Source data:
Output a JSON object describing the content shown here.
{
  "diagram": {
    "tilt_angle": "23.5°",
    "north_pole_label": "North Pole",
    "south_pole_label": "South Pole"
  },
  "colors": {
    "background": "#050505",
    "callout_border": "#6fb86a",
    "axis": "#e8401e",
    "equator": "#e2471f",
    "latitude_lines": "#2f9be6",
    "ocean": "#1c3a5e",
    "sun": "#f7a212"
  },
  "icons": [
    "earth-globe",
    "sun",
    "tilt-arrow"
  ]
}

*Exercise goal*
Search the data for the word "Pole" and copy each line where it appears.

*Task answer*
    "north_pole_label": "North Pole",
    "south_pole_label": "South Pole"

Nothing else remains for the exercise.